■ SET PROBLEM: Spot every line with the word "metal" and return it.

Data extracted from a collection

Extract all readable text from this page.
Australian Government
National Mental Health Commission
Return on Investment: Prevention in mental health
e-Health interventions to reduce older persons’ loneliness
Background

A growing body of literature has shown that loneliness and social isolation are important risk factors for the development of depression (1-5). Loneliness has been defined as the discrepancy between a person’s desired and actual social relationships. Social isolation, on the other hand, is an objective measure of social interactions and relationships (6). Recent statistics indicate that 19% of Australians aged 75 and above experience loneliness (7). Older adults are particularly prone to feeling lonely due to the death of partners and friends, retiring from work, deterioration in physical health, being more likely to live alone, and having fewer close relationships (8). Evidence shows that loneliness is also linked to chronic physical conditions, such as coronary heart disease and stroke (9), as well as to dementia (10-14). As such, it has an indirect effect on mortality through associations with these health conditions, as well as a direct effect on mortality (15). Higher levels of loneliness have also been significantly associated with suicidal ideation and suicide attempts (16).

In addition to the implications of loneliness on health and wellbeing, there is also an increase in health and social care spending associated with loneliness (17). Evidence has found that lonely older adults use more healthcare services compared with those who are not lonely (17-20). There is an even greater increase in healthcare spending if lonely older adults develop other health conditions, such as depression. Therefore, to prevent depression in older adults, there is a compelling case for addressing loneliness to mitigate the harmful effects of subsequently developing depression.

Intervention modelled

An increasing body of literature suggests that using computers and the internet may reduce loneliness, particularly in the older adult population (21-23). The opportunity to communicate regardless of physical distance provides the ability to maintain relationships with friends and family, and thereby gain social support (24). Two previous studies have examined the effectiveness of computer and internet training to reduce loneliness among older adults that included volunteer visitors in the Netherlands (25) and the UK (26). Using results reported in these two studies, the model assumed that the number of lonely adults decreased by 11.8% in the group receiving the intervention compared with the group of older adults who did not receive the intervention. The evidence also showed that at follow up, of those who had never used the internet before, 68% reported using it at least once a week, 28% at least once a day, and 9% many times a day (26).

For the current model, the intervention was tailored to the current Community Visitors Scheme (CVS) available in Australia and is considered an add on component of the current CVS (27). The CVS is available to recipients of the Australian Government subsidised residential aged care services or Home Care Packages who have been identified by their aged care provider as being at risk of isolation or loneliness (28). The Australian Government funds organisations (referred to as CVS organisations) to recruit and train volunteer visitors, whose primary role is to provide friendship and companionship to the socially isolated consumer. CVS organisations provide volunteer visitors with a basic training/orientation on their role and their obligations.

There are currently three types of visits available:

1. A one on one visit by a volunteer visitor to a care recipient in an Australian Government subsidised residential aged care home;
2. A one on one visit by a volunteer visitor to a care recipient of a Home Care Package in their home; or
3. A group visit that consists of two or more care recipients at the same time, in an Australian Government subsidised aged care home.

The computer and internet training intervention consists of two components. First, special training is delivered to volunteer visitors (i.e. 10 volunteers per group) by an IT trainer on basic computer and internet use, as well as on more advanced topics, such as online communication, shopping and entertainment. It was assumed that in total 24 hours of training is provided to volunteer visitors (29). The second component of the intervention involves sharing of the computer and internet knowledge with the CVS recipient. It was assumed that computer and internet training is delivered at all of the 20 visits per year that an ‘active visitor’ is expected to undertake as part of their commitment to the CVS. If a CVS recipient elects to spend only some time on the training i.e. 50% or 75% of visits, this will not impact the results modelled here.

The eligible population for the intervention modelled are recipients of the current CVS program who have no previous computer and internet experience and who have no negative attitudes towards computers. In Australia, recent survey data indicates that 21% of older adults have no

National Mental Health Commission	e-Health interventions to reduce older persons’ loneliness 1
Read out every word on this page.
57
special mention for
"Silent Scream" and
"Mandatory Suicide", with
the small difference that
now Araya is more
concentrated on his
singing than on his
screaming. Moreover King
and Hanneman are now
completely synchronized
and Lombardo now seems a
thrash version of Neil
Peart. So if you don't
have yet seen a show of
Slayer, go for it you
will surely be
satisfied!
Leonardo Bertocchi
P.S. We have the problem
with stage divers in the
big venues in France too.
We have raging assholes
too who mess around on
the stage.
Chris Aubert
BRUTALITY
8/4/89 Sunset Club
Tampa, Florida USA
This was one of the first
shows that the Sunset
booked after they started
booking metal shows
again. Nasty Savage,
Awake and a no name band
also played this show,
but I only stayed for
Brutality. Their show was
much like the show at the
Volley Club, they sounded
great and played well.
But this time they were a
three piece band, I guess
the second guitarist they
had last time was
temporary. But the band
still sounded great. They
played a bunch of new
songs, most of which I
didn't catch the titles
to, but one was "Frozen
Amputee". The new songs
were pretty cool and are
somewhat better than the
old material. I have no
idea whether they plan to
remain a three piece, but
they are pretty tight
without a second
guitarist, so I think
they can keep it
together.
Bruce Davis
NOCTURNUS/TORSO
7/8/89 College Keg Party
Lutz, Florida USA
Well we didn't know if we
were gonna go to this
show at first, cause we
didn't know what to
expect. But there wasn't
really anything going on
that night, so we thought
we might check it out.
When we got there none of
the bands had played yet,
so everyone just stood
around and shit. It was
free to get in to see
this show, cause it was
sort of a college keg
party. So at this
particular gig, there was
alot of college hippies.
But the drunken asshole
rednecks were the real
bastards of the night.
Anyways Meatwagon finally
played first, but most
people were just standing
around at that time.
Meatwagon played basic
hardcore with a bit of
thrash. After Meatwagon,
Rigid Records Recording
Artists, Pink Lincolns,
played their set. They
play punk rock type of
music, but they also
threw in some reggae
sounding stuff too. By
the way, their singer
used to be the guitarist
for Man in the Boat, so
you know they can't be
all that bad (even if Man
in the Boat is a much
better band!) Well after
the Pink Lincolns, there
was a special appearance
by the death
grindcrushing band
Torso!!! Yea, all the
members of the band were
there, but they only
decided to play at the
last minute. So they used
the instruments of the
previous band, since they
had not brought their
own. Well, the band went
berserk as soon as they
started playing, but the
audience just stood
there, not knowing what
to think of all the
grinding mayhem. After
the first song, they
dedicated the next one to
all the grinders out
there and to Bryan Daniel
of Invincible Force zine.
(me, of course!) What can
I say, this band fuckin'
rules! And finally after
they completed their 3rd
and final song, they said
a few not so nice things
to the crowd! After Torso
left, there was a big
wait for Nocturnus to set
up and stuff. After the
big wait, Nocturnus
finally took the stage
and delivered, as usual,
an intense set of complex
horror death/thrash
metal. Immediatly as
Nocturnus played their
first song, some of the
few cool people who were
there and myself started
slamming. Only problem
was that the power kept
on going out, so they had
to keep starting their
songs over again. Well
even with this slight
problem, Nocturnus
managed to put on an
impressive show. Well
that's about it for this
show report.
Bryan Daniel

■ THE REPLY:
booking metal shows
metal. Immediatly as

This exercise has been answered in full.